In the entries below, find every line with "default" and copy it.

::: RECORDS PROVIDED

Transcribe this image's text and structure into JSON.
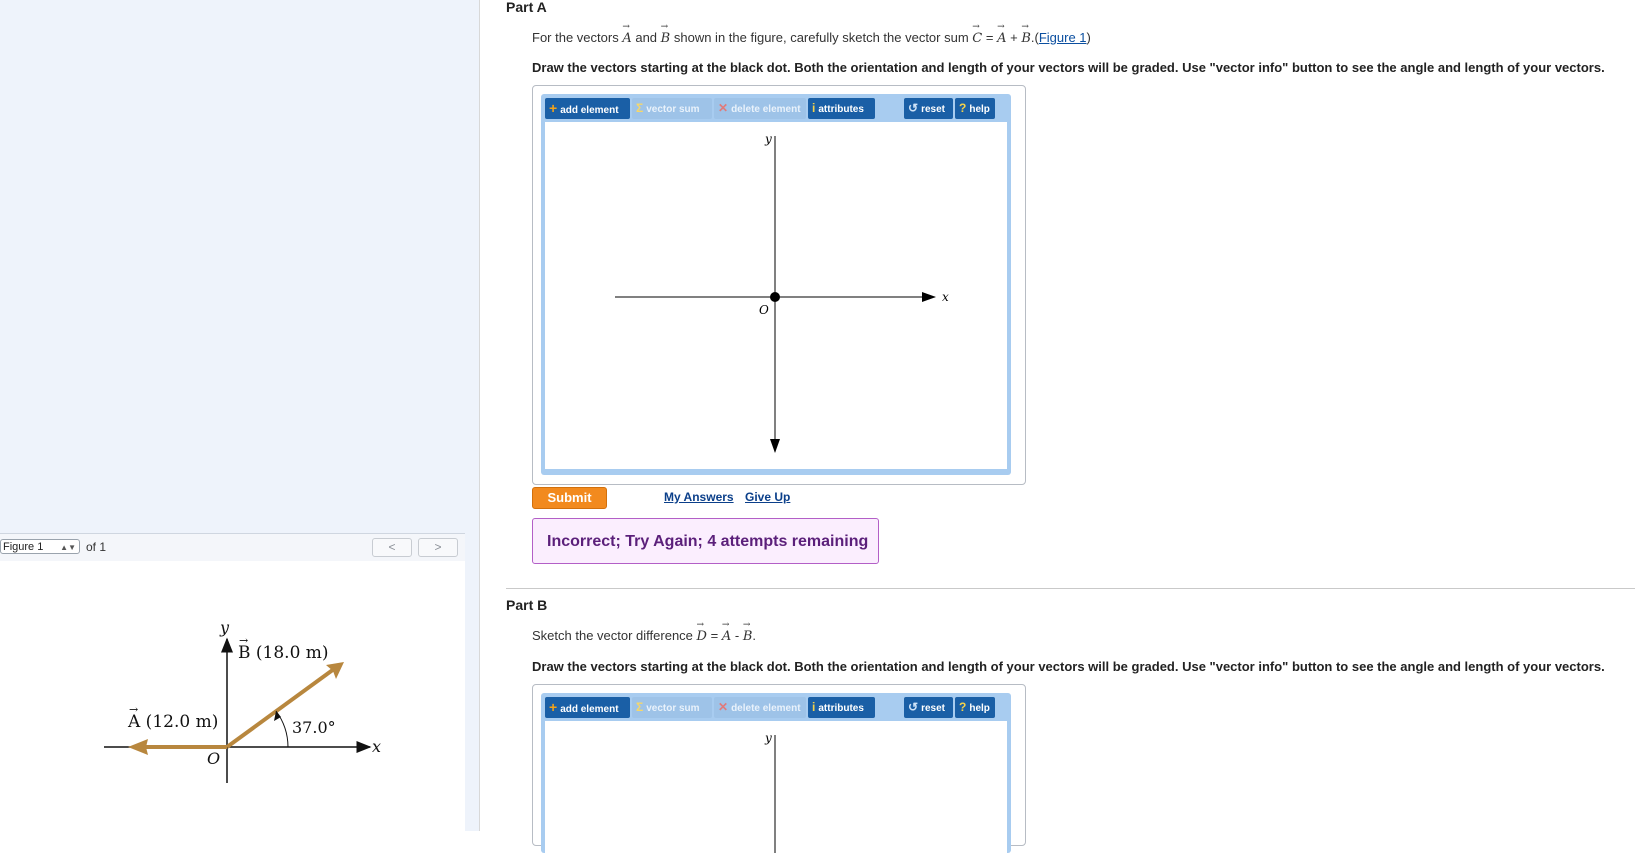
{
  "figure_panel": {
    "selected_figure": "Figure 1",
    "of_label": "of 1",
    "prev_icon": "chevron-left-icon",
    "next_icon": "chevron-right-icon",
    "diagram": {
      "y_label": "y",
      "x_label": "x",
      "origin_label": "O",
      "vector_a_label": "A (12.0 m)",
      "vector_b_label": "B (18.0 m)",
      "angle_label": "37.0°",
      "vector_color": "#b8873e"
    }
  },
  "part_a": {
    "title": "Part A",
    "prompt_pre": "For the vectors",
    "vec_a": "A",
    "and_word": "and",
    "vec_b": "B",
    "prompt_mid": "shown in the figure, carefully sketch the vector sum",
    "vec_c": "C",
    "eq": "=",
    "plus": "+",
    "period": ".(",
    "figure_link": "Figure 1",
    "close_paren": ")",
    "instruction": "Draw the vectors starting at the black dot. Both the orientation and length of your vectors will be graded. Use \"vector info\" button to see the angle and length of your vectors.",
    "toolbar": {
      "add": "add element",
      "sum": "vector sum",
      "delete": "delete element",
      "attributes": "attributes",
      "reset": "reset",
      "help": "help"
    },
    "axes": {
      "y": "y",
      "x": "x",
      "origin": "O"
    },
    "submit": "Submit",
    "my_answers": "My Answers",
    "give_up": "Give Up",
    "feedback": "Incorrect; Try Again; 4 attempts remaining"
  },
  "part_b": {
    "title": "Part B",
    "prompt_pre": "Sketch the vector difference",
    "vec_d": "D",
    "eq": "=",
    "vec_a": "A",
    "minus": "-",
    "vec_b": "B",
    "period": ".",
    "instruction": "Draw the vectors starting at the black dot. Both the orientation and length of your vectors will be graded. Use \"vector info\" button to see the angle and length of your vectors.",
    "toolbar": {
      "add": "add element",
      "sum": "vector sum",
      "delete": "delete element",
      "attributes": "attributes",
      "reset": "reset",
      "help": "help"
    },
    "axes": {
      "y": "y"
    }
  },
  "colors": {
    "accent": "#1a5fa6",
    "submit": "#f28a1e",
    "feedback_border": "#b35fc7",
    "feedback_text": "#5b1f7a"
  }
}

::::::
::: RECORDS PROVIDED

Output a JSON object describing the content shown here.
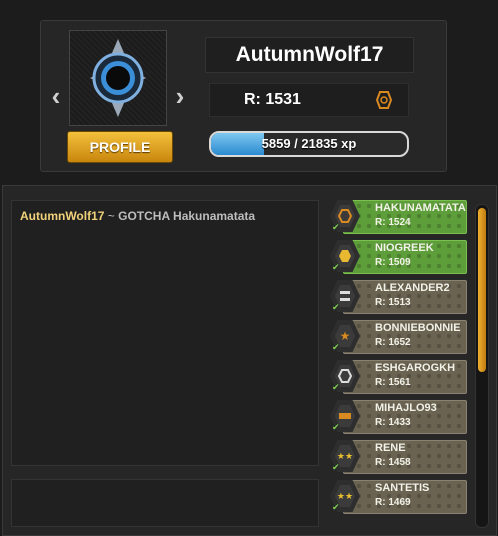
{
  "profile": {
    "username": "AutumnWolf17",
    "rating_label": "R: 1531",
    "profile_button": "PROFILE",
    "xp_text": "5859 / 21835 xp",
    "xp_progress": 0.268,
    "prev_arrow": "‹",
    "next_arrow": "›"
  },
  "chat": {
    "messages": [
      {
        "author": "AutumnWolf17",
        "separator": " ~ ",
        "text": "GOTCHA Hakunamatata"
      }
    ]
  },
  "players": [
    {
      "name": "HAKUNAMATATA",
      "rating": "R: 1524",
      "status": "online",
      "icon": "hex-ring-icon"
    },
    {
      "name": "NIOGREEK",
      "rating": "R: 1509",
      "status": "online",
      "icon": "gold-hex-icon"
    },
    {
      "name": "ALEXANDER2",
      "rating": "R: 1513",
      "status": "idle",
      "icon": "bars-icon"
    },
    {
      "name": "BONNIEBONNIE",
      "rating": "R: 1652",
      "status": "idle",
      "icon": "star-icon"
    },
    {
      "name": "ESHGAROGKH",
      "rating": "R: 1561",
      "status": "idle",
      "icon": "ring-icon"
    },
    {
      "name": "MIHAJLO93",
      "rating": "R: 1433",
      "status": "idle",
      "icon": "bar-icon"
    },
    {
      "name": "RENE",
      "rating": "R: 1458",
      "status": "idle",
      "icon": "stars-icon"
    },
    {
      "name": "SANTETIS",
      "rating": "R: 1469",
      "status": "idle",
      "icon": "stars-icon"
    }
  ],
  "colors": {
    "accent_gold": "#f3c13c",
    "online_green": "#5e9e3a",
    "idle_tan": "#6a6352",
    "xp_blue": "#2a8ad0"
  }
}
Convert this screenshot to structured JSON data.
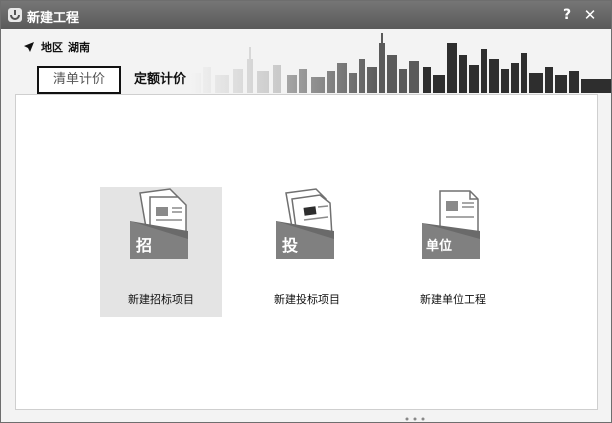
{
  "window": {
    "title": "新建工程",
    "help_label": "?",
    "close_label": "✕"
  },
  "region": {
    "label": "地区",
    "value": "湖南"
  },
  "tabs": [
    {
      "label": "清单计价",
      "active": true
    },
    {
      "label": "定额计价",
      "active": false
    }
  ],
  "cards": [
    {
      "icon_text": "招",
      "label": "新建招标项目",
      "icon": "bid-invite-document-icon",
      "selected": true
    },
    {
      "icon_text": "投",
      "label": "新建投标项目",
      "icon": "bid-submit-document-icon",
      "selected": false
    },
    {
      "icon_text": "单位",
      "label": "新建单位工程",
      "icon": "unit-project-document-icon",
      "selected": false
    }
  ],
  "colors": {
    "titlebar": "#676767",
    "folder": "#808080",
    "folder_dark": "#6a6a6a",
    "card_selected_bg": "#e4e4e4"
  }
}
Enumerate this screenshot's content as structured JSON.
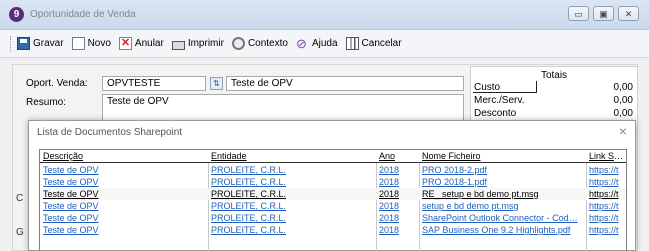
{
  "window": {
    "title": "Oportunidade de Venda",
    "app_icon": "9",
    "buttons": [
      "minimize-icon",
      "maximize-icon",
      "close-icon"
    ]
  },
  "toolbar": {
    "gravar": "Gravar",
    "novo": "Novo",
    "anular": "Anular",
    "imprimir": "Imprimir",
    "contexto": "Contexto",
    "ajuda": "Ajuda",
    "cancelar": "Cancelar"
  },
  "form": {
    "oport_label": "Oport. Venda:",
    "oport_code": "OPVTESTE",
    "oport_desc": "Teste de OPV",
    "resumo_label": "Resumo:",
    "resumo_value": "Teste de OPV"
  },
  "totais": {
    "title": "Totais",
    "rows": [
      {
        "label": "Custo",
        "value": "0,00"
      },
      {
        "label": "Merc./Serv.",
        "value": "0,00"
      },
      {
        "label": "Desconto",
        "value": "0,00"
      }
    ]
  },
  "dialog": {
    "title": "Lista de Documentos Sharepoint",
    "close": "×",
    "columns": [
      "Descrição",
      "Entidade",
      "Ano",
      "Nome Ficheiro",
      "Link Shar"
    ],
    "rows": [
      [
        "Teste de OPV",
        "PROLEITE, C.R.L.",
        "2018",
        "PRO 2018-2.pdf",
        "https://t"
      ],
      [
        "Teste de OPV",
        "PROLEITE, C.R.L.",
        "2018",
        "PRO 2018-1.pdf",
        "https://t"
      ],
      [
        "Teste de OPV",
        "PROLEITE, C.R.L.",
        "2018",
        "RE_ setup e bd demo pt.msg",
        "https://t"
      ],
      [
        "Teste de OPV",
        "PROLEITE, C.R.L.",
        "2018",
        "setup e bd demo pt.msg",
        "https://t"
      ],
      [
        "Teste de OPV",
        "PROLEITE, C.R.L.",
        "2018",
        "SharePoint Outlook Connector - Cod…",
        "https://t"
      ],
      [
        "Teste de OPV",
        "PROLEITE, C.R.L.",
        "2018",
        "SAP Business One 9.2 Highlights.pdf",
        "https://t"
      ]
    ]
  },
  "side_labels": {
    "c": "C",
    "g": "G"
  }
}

::::::
::: RECORDS PROVIDED

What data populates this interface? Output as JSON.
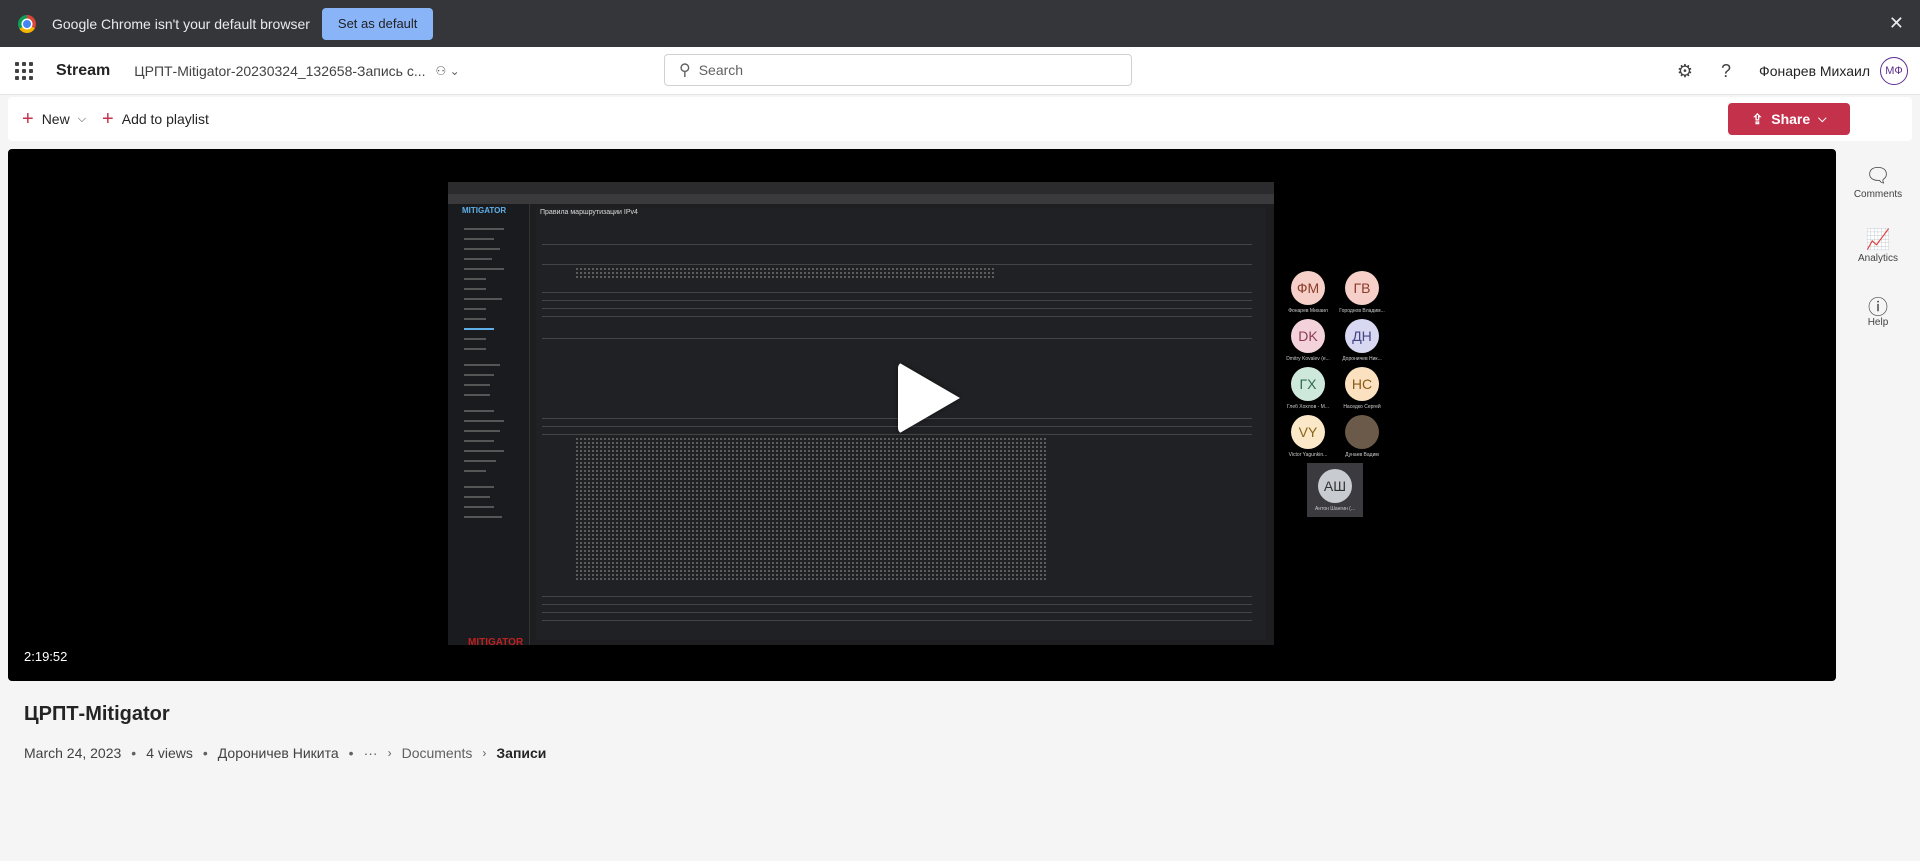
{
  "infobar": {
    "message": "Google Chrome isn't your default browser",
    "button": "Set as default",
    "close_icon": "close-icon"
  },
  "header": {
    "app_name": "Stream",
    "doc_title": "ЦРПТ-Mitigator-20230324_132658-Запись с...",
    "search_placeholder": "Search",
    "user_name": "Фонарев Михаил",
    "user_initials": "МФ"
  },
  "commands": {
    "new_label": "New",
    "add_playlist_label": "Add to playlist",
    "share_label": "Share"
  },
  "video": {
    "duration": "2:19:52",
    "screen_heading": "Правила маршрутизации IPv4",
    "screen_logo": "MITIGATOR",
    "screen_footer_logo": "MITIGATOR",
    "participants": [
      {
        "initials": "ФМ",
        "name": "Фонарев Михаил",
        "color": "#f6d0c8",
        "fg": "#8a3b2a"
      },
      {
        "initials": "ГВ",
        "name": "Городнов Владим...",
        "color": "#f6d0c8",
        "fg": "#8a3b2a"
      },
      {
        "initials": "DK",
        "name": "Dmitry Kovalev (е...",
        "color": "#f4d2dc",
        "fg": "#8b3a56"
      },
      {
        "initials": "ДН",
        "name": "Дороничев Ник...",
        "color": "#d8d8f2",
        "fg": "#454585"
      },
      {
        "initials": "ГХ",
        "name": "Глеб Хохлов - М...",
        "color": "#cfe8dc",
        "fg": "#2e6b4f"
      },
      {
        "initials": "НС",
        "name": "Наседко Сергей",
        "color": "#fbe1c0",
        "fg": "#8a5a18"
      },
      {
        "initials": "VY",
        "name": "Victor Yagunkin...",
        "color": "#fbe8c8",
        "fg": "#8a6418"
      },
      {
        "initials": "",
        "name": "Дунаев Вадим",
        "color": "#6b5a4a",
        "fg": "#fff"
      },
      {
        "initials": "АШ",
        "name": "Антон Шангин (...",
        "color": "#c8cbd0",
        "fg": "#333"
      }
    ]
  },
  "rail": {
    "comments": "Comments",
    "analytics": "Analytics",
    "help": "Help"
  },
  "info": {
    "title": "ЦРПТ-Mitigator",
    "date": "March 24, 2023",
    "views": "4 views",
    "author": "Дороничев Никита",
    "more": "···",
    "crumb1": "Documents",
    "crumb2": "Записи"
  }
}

::::::

▶ [COMPLETED EXERCISE]
    "message": "Google Chrome isn't your default browser",
    "button": "Set as default",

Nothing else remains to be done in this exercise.